Prompt: The records below are to be quoted in full; please keep every word exact.

Input:
▬▬▬

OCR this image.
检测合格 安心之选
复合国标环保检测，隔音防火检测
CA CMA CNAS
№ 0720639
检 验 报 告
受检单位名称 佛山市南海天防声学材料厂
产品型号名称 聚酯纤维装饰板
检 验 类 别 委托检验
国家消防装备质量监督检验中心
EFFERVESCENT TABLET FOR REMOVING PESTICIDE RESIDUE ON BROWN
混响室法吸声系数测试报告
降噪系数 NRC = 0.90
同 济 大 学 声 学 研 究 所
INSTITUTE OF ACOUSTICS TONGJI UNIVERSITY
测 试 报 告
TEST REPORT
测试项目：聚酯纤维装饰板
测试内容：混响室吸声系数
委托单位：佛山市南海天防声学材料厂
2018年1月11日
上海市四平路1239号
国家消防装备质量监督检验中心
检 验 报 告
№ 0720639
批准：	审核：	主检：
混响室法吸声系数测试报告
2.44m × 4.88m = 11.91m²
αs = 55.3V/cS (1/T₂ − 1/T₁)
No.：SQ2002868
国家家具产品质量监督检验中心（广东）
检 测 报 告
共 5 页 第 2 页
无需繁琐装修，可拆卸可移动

▬▬▬

The answer:
OCR this image.
检测合格 安心之选
复合国标环保检测，隔音防火检测
CA CMA CNAS
№ 0720639
检 验 报 告
受检单位名称 佛山市南海天防声学材料厂
产品型号名称 聚酯纤维装饰板
检 验 类 别 委托检验
国家消防装备质量监督检验中心
EFFERVESCENT TABLET FOR REMOVING PESTICIDE RESIDUE ON BROWN
混响室法吸声系数测试报告
降噪系数 NRC = 0.90
同 济 大 学 声 学 研 究 所
INSTITUTE OF ACOUSTICS TONGJI UNIVERSITY
测 试 报 告
TEST REPORT
测试项目：聚酯纤维装饰板
测试内容：混响室吸声系数
委托单位：佛山市南海天防声学材料厂
2018年1月11日
上海市四平路1239号
国家消防装备质量监督检验中心
检 验 报 告
№ 0720639
批准：	审核：	主检：
混响室法吸声系数测试报告
2.44m × 4.88m = 11.91m²
αs = 55.3V/cS (1/T₂ − 1/T₁)
No.：SQ2002868
国家家具产品质量监督检验中心（广东）
检 测 报 告
共 5 页 第 2 页
无需繁琐装修，可拆卸可移动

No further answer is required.